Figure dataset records
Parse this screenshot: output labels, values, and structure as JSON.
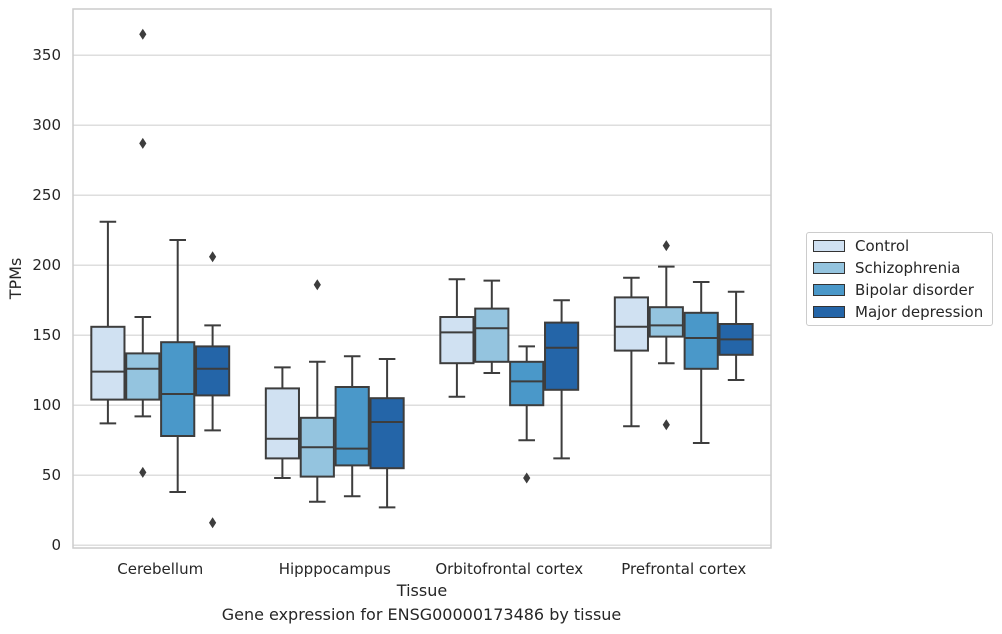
{
  "caption": "Gene expression for ENSG00000173486 by tissue",
  "chart_data": {
    "type": "box",
    "xlabel": "Tissue",
    "ylabel": "TPMs",
    "ylim": [
      -2,
      383
    ],
    "yticks": [
      0,
      50,
      100,
      150,
      200,
      250,
      300,
      350
    ],
    "grid": true,
    "legend_position": "right",
    "categories": [
      "Cerebellum",
      "Hipppocampus",
      "Orbitofrontal cortex",
      "Prefrontal cortex"
    ],
    "series": [
      {
        "name": "Control",
        "color": "#d0e1f2",
        "boxes": [
          {
            "whislo": 87,
            "q1": 104,
            "med": 124,
            "q3": 156,
            "whishi": 231,
            "fliers": []
          },
          {
            "whislo": 48,
            "q1": 62,
            "med": 76,
            "q3": 112,
            "whishi": 127,
            "fliers": []
          },
          {
            "whislo": 106,
            "q1": 130,
            "med": 152,
            "q3": 163,
            "whishi": 190,
            "fliers": []
          },
          {
            "whislo": 85,
            "q1": 139,
            "med": 156,
            "q3": 177,
            "whishi": 191,
            "fliers": []
          }
        ]
      },
      {
        "name": "Schizophrenia",
        "color": "#94c4df",
        "boxes": [
          {
            "whislo": 92,
            "q1": 104,
            "med": 126,
            "q3": 137,
            "whishi": 163,
            "fliers": [
              365,
              287,
              52
            ]
          },
          {
            "whislo": 31,
            "q1": 49,
            "med": 70,
            "q3": 91,
            "whishi": 131,
            "fliers": [
              186
            ]
          },
          {
            "whislo": 123,
            "q1": 131,
            "med": 155,
            "q3": 169,
            "whishi": 189,
            "fliers": []
          },
          {
            "whislo": 130,
            "q1": 149,
            "med": 157,
            "q3": 170,
            "whishi": 199,
            "fliers": [
              214,
              86
            ]
          }
        ]
      },
      {
        "name": "Bipolar disorder",
        "color": "#4a98c9",
        "boxes": [
          {
            "whislo": 38,
            "q1": 78,
            "med": 108,
            "q3": 145,
            "whishi": 218,
            "fliers": []
          },
          {
            "whislo": 35,
            "q1": 57,
            "med": 69,
            "q3": 113,
            "whishi": 135,
            "fliers": []
          },
          {
            "whislo": 75,
            "q1": 100,
            "med": 117,
            "q3": 131,
            "whishi": 142,
            "fliers": [
              48
            ]
          },
          {
            "whislo": 73,
            "q1": 126,
            "med": 148,
            "q3": 166,
            "whishi": 188,
            "fliers": []
          }
        ]
      },
      {
        "name": "Major depression",
        "color": "#2465a8",
        "boxes": [
          {
            "whislo": 82,
            "q1": 107,
            "med": 126,
            "q3": 142,
            "whishi": 157,
            "fliers": [
              206,
              16
            ]
          },
          {
            "whislo": 27,
            "q1": 55,
            "med": 88,
            "q3": 105,
            "whishi": 133,
            "fliers": []
          },
          {
            "whislo": 62,
            "q1": 111,
            "med": 141,
            "q3": 159,
            "whishi": 175,
            "fliers": []
          },
          {
            "whislo": 118,
            "q1": 136,
            "med": 147,
            "q3": 158,
            "whishi": 181,
            "fliers": []
          }
        ]
      }
    ]
  }
}
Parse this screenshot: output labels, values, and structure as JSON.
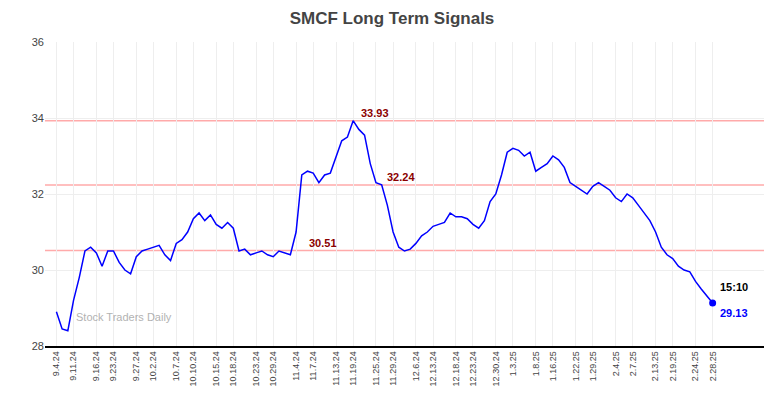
{
  "chart_data": {
    "type": "line",
    "title": "SMCF Long Term Signals",
    "categories": [
      "9.4.24",
      null,
      null,
      "9.11.24",
      null,
      null,
      null,
      "9.16.24",
      null,
      null,
      "9.23.24",
      null,
      null,
      null,
      "9.27.24",
      null,
      null,
      "10.2.24",
      null,
      null,
      null,
      "10.7.24",
      null,
      null,
      "10.10.24",
      null,
      null,
      null,
      "10.15.24",
      null,
      null,
      "10.18.24",
      null,
      null,
      null,
      "10.23.24",
      null,
      null,
      "10.29.24",
      null,
      null,
      null,
      "11.4.24",
      null,
      null,
      "11.7.24",
      null,
      null,
      null,
      "11.13.24",
      null,
      null,
      "11.19.24",
      null,
      null,
      null,
      "11.25.24",
      null,
      null,
      "11.29.24",
      null,
      null,
      null,
      "12.6.24",
      null,
      null,
      "12.13.24",
      null,
      null,
      null,
      "12.18.24",
      null,
      null,
      "12.23.24",
      null,
      null,
      null,
      "12.30.24",
      null,
      null,
      "1.3.25",
      null,
      null,
      null,
      "1.8.25",
      null,
      null,
      "1.16.25",
      null,
      null,
      null,
      "1.22.25",
      null,
      null,
      "1.29.25",
      null,
      null,
      null,
      "2.4.25",
      null,
      null,
      "2.7.25",
      null,
      null,
      null,
      "2.13.25",
      null,
      null,
      "2.19.25",
      null,
      null,
      null,
      "2.24.25",
      null,
      null,
      "2.28.25"
    ],
    "series": [
      {
        "color": "blue",
        "values": [
          28.9,
          28.45,
          28.4,
          29.2,
          29.8,
          30.5,
          30.6,
          30.45,
          30.1,
          30.5,
          30.5,
          30.2,
          30.0,
          29.9,
          30.35,
          30.5,
          30.55,
          30.6,
          30.65,
          30.4,
          30.25,
          30.7,
          30.8,
          31.0,
          31.35,
          31.5,
          31.3,
          31.45,
          31.2,
          31.1,
          31.25,
          31.1,
          30.5,
          30.55,
          30.4,
          30.45,
          30.5,
          30.4,
          30.35,
          30.5,
          30.45,
          30.4,
          31.0,
          32.5,
          32.6,
          32.55,
          32.3,
          32.5,
          32.55,
          33.0,
          33.4,
          33.5,
          33.93,
          33.7,
          33.55,
          32.8,
          32.3,
          32.24,
          31.7,
          31.0,
          30.6,
          30.5,
          30.55,
          30.7,
          30.9,
          31.0,
          31.15,
          31.2,
          31.25,
          31.5,
          31.4,
          31.4,
          31.35,
          31.2,
          31.1,
          31.3,
          31.8,
          32.0,
          32.5,
          33.1,
          33.2,
          33.15,
          33.0,
          33.1,
          32.6,
          32.7,
          32.8,
          33.0,
          32.9,
          32.7,
          32.3,
          32.2,
          32.1,
          32.0,
          32.2,
          32.3,
          32.2,
          32.1,
          31.9,
          31.8,
          32.0,
          31.9,
          31.7,
          31.5,
          31.3,
          31.0,
          30.6,
          30.4,
          30.3,
          30.1,
          30.0,
          29.95,
          29.7,
          29.5,
          29.3,
          29.13
        ]
      }
    ],
    "ylim": [
      28,
      36
    ],
    "yticks": [
      28,
      30,
      32,
      34,
      36
    ],
    "grid": true,
    "hlines": {
      "values": [
        30.51,
        32.24,
        33.93
      ],
      "color": "#ffaaaa"
    },
    "annotations": [
      {
        "text": "33.93",
        "x": 53,
        "y": 33.93,
        "color": "darkred"
      },
      {
        "text": "32.24",
        "x": 57.5,
        "y": 32.24,
        "color": "darkred"
      },
      {
        "text": "30.51",
        "x": 44,
        "y": 30.51,
        "color": "darkred"
      }
    ],
    "last_label": {
      "time": "15:10",
      "price": "29.13",
      "price_color": "blue"
    },
    "watermark": "Stock Traders Daily"
  }
}
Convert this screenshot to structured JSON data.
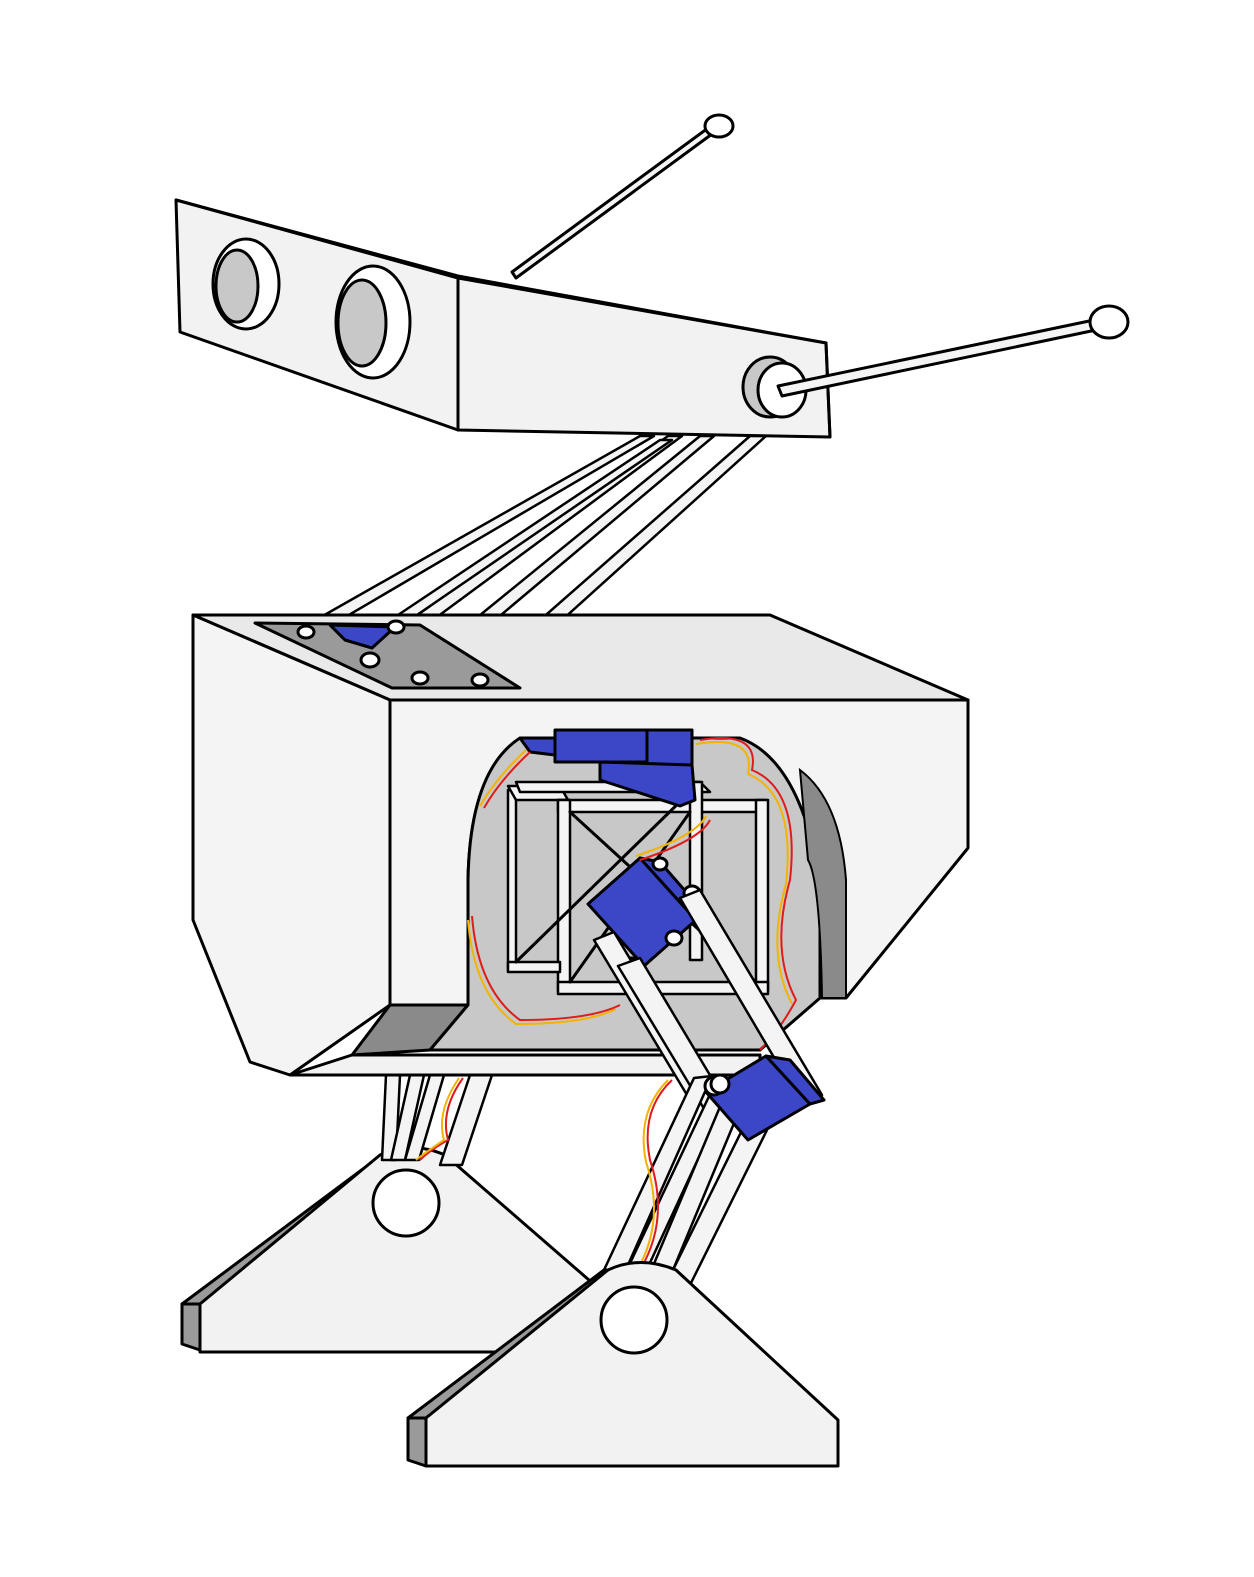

* _What is expected_:
For the string "name", count the lines of the entries above that include it; answer with the number only.

* _Reply_:
4